▶ Directions: Copy the data below exactly.

-- begin Dataset entries --

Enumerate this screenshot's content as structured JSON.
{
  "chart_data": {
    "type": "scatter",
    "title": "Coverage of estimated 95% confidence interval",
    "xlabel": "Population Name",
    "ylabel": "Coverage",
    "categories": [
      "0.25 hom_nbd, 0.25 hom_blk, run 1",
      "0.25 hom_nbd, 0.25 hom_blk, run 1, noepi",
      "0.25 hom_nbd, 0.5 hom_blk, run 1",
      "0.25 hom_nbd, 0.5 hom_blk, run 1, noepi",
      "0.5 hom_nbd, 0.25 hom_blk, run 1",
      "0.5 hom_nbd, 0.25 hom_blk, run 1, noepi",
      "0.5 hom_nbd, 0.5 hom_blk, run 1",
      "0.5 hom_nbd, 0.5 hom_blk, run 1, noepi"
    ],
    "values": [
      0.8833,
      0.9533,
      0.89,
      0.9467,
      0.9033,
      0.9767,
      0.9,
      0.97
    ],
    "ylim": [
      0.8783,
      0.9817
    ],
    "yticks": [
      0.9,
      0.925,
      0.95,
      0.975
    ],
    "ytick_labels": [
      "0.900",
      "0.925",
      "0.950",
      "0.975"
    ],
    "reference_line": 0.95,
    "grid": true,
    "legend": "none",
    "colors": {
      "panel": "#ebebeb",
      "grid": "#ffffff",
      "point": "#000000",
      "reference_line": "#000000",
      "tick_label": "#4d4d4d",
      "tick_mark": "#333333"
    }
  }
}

-- end Dataset entries --

▶ Complete output:
Enumerate this screenshot's content as structured JSON.
{
  "chart_data": {
    "type": "scatter",
    "title": "Coverage of estimated 95% confidence interval",
    "xlabel": "Population Name",
    "ylabel": "Coverage",
    "categories": [
      "0.25 hom_nbd, 0.25 hom_blk, run 1",
      "0.25 hom_nbd, 0.25 hom_blk, run 1, noepi",
      "0.25 hom_nbd, 0.5 hom_blk, run 1",
      "0.25 hom_nbd, 0.5 hom_blk, run 1, noepi",
      "0.5 hom_nbd, 0.25 hom_blk, run 1",
      "0.5 hom_nbd, 0.25 hom_blk, run 1, noepi",
      "0.5 hom_nbd, 0.5 hom_blk, run 1",
      "0.5 hom_nbd, 0.5 hom_blk, run 1, noepi"
    ],
    "values": [
      0.8833,
      0.9533,
      0.89,
      0.9467,
      0.9033,
      0.9767,
      0.9,
      0.97
    ],
    "ylim": [
      0.8783,
      0.9817
    ],
    "yticks": [
      0.9,
      0.925,
      0.95,
      0.975
    ],
    "ytick_labels": [
      "0.900",
      "0.925",
      "0.950",
      "0.975"
    ],
    "reference_line": 0.95,
    "grid": true,
    "legend": "none",
    "colors": {
      "panel": "#ebebeb",
      "grid": "#ffffff",
      "point": "#000000",
      "reference_line": "#000000",
      "tick_label": "#4d4d4d",
      "tick_mark": "#333333"
    }
  }
}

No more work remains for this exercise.